* START Records to use *

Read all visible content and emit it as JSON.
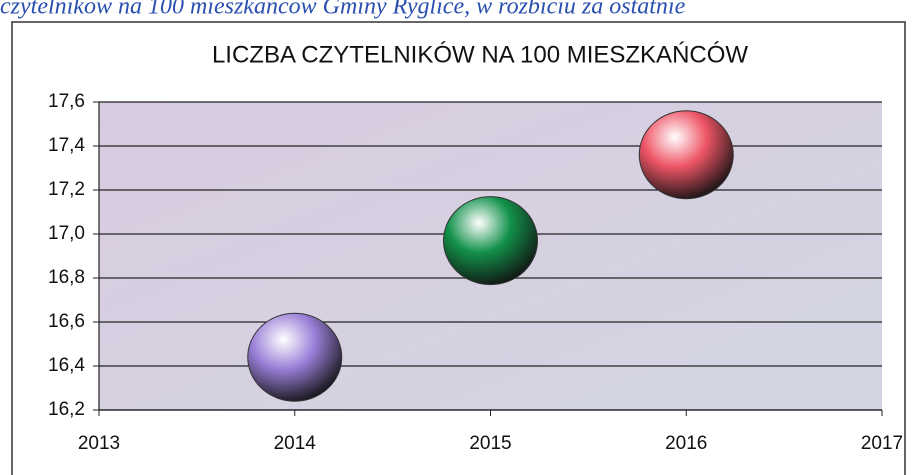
{
  "caption": "czytelników na 100 mieszkańców Gminy Ryglice, w rozbiciu za ostatnie",
  "chart_data": {
    "type": "scatter",
    "title": "LICZBA CZYTELNIKÓW NA 100 MIESZKAŃCÓW",
    "x": [
      2014,
      2015,
      2016
    ],
    "values": [
      16.44,
      16.97,
      17.36
    ],
    "colors": [
      "#9a7fd8",
      "#12914a",
      "#ee5566"
    ],
    "xlim": [
      2013,
      2017
    ],
    "xticks": [
      2013,
      2014,
      2015,
      2016,
      2017
    ],
    "ylim": [
      16.2,
      17.6
    ],
    "yticks": [
      {
        "value": 16.2,
        "label": "16,2"
      },
      {
        "value": 16.4,
        "label": "16,4"
      },
      {
        "value": 16.6,
        "label": "16,6"
      },
      {
        "value": 16.8,
        "label": "16,8"
      },
      {
        "value": 17.0,
        "label": "17,0"
      },
      {
        "value": 17.2,
        "label": "17,2"
      },
      {
        "value": 17.4,
        "label": "17,4"
      },
      {
        "value": 17.6,
        "label": "17,6"
      }
    ],
    "grid": true
  }
}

* END Records to use *

• **Instructions for the task**:
Set the data above down again exactly as given, with no pictures.

• **Result for this task**:
Read all visible content and emit it as JSON.
{
  "caption": "czytelników na 100 mieszkańców Gminy Ryglice, w rozbiciu za ostatnie",
  "chart_data": {
    "type": "scatter",
    "title": "LICZBA CZYTELNIKÓW NA 100 MIESZKAŃCÓW",
    "x": [
      2014,
      2015,
      2016
    ],
    "values": [
      16.44,
      16.97,
      17.36
    ],
    "colors": [
      "#9a7fd8",
      "#12914a",
      "#ee5566"
    ],
    "xlim": [
      2013,
      2017
    ],
    "xticks": [
      2013,
      2014,
      2015,
      2016,
      2017
    ],
    "ylim": [
      16.2,
      17.6
    ],
    "yticks": [
      {
        "value": 16.2,
        "label": "16,2"
      },
      {
        "value": 16.4,
        "label": "16,4"
      },
      {
        "value": 16.6,
        "label": "16,6"
      },
      {
        "value": 16.8,
        "label": "16,8"
      },
      {
        "value": 17.0,
        "label": "17,0"
      },
      {
        "value": 17.2,
        "label": "17,2"
      },
      {
        "value": 17.4,
        "label": "17,4"
      },
      {
        "value": 17.6,
        "label": "17,6"
      }
    ],
    "grid": true
  }
}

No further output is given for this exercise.